#### 本文:
こしあん500gで水ようかん作ってみました。わらび餅混ぜるより簡単にこしあんは混ぜられました笑笑。甘すぎない水ようかん美味しかったです。来週は何作ろうかなぁ〜?笑笑
何かおすすめはありますか?
粉寒天、棒寒天両方の水ようかんのkcalってわかったりしますか?
ずっと火をつけている状態でするんですねー
夏らしくて良いですね~😆👌❤️✨
粒あんで作りたいです!
あんこも自分で煮るには
砂糖の分量教えて下さい
棒寒天を沢山頂き使い道に困っていたので早速作って見たいと思います
あと棒寒天使い道有ったら教えて下さい
いつも、見させていただいてます。大変わかりやすく、おいしいです。ありがとうございます。
水羊羹の日持ちは、どの位ですか?もちろん、冷蔵庫に入れて保存しますが・・・。
Sugoi .. 🇧🇷🇧🇷🇧🇷🇧🇷🇧🇷
先日、急遽ネットで調べたレシピで作ったら分離して失敗しました💦
最初からゆかりさんのレシピを検索して作ればよかった😵💧
次回ゆかりさんのレシピでリベンジします!
本当に作り方が丁寧で分かりやすいです!
粉寒天が4gの場合は水とこしあんを増やした方が良いですか?
栗羊羹作って欲しいです😊
ゆかり先生わかりやすいわー、声も話し方も感じいいから好きです。
美味しそうです^_^
お疲れ様です。
とても 分かりやすい 分量で 良かったです 次は 普通の羊羹お願いします。

#### やること:
水ようかんについての本文で、最初の投稿者は何グラムのこしあんを使って水ようかんを作りましたか。 記録は見なくても解けます。

#### 入力データ:

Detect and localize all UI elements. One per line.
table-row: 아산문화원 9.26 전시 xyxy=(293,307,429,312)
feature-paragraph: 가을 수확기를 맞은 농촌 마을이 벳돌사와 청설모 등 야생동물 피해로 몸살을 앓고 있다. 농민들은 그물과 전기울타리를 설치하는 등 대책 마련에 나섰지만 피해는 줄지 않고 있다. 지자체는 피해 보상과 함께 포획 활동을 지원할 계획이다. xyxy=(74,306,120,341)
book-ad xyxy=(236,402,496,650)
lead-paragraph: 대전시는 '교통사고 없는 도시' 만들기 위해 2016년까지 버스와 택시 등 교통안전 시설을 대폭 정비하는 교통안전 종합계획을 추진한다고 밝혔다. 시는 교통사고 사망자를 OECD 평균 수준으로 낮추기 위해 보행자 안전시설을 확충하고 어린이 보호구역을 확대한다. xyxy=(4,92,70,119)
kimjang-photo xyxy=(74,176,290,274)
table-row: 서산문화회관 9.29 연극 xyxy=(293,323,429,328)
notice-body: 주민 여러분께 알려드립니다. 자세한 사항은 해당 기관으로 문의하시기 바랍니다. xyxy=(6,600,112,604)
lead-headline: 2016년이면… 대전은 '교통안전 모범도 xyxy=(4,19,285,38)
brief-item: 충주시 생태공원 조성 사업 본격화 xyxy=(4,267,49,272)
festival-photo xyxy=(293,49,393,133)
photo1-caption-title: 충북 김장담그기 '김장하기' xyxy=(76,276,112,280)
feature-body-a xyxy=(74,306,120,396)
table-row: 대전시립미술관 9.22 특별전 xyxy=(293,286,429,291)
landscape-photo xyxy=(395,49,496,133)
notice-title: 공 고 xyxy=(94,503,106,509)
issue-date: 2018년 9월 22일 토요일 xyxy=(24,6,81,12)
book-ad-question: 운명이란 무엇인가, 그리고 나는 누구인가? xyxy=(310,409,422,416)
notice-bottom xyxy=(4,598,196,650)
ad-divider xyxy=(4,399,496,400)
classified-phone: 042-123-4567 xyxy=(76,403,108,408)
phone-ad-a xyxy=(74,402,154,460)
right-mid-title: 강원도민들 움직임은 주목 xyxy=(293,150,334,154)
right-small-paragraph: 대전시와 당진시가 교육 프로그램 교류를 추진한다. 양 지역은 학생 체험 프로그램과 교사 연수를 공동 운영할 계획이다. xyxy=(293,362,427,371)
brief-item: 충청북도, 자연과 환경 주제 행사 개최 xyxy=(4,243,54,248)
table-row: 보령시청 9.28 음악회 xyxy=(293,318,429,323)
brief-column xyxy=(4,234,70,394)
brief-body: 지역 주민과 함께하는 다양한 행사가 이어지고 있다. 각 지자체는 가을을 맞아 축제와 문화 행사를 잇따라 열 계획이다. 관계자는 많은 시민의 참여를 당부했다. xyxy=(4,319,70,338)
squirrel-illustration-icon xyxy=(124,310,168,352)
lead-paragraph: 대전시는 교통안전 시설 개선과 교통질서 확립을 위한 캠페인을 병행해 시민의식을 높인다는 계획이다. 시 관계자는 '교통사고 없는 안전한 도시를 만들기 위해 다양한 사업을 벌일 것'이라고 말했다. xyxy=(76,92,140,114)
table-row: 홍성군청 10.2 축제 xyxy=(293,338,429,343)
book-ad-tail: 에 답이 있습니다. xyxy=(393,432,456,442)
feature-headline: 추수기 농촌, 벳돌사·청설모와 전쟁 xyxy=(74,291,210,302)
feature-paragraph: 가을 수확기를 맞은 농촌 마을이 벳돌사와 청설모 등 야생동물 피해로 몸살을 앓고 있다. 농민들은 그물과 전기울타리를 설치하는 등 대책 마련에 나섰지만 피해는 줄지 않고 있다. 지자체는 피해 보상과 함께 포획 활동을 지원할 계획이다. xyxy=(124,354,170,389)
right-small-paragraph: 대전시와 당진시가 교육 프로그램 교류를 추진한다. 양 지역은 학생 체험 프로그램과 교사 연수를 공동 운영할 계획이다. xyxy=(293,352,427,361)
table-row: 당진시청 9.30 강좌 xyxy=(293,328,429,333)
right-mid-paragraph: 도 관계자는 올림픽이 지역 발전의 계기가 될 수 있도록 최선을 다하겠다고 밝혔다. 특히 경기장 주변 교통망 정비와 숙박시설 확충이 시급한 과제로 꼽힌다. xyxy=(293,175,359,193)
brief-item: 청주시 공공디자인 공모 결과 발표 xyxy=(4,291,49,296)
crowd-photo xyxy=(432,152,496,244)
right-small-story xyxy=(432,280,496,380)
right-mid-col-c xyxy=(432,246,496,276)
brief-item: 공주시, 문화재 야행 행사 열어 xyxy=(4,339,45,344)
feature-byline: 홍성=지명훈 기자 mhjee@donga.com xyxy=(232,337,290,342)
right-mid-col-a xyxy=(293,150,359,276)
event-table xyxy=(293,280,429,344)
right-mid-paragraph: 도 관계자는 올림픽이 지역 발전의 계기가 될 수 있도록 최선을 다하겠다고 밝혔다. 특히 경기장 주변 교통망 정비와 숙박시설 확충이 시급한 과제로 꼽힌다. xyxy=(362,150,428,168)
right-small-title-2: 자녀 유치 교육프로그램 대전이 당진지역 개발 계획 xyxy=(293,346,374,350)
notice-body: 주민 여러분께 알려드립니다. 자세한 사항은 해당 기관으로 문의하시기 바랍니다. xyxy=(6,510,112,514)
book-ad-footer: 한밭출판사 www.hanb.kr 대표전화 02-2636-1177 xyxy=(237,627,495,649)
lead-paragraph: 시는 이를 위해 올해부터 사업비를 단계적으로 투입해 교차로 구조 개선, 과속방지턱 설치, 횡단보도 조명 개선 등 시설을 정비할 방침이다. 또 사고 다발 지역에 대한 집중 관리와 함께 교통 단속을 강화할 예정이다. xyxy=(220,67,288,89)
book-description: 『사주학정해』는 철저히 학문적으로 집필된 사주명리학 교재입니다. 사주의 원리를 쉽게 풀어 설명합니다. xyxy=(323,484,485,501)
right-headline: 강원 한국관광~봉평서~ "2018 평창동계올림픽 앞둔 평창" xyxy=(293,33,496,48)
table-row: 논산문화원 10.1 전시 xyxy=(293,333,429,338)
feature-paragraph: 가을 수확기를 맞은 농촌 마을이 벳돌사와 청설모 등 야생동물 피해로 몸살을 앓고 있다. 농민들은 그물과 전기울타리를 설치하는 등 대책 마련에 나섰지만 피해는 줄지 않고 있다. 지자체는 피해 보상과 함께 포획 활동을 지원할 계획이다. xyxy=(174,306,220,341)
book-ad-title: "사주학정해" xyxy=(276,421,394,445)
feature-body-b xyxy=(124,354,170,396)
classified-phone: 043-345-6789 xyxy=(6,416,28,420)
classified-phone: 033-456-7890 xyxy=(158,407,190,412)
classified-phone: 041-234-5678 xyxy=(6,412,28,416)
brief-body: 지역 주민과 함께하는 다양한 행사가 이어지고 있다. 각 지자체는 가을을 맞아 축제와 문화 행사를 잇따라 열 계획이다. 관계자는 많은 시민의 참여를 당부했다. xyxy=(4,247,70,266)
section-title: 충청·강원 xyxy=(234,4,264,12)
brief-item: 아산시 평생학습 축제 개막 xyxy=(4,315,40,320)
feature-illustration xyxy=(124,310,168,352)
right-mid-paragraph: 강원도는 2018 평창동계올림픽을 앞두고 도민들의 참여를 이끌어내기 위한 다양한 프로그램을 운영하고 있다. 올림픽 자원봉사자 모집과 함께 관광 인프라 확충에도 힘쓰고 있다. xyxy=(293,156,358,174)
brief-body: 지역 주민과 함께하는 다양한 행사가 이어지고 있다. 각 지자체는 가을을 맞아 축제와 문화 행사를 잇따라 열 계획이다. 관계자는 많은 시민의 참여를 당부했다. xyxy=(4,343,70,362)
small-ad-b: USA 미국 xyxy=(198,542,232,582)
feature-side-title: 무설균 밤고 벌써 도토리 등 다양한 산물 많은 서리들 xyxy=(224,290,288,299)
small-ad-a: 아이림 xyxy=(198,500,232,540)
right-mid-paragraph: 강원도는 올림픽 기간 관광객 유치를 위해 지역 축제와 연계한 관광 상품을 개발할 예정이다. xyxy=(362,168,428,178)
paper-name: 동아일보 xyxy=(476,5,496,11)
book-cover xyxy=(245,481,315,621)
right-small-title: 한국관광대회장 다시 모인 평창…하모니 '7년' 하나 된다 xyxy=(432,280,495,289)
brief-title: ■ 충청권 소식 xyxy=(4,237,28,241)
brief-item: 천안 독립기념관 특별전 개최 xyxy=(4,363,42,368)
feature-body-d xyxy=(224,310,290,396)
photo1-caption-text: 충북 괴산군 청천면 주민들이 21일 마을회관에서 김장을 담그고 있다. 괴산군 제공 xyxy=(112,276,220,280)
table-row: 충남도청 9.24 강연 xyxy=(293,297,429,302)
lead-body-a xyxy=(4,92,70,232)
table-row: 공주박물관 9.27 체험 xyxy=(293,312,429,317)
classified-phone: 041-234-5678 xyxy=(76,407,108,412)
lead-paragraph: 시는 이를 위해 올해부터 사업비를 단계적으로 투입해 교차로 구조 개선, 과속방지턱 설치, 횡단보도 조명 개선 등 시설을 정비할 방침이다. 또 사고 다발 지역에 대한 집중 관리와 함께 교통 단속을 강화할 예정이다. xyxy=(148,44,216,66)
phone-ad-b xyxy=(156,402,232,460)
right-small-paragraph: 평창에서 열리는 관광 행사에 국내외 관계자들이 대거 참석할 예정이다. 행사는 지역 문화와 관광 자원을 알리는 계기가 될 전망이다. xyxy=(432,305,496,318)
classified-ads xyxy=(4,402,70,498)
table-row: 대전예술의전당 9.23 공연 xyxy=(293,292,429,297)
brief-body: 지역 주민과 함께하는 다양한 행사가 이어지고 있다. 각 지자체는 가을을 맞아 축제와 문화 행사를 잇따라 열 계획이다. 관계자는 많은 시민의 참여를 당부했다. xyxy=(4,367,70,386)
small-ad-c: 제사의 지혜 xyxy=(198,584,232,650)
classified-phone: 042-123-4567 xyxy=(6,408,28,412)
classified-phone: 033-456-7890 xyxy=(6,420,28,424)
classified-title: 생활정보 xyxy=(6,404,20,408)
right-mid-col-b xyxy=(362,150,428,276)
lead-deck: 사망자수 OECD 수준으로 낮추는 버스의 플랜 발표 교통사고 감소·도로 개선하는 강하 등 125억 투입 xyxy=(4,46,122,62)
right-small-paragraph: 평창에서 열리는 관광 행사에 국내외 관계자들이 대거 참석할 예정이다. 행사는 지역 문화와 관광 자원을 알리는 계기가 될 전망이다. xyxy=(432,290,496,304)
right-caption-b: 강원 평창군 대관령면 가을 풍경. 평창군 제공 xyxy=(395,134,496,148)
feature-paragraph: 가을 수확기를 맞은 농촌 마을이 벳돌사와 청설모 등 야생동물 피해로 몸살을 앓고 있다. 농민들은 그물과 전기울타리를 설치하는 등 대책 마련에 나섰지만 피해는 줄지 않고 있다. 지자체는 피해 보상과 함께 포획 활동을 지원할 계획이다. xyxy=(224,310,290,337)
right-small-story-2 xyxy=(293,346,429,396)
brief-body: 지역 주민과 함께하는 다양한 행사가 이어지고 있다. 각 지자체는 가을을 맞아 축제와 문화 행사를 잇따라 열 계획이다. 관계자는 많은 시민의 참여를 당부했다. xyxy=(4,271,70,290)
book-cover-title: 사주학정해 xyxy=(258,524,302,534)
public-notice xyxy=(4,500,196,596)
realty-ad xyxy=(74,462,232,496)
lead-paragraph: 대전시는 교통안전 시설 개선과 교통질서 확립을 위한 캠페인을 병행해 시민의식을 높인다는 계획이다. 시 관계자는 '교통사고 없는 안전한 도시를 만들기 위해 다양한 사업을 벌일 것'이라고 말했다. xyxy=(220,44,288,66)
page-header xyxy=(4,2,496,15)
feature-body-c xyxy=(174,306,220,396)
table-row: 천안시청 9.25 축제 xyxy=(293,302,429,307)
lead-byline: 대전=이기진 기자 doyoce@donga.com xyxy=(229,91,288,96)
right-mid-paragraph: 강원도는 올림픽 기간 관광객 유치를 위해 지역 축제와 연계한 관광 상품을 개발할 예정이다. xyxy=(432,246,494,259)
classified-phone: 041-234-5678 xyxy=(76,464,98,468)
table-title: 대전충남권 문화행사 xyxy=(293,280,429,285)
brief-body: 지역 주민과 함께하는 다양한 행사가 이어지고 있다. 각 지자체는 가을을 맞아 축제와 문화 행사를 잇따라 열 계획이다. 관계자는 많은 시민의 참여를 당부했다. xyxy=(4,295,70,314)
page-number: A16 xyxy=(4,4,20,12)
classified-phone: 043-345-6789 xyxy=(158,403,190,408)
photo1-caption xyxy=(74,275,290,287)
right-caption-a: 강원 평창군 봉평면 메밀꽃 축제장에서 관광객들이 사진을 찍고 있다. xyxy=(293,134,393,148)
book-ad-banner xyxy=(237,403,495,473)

#### 回答:
500gです。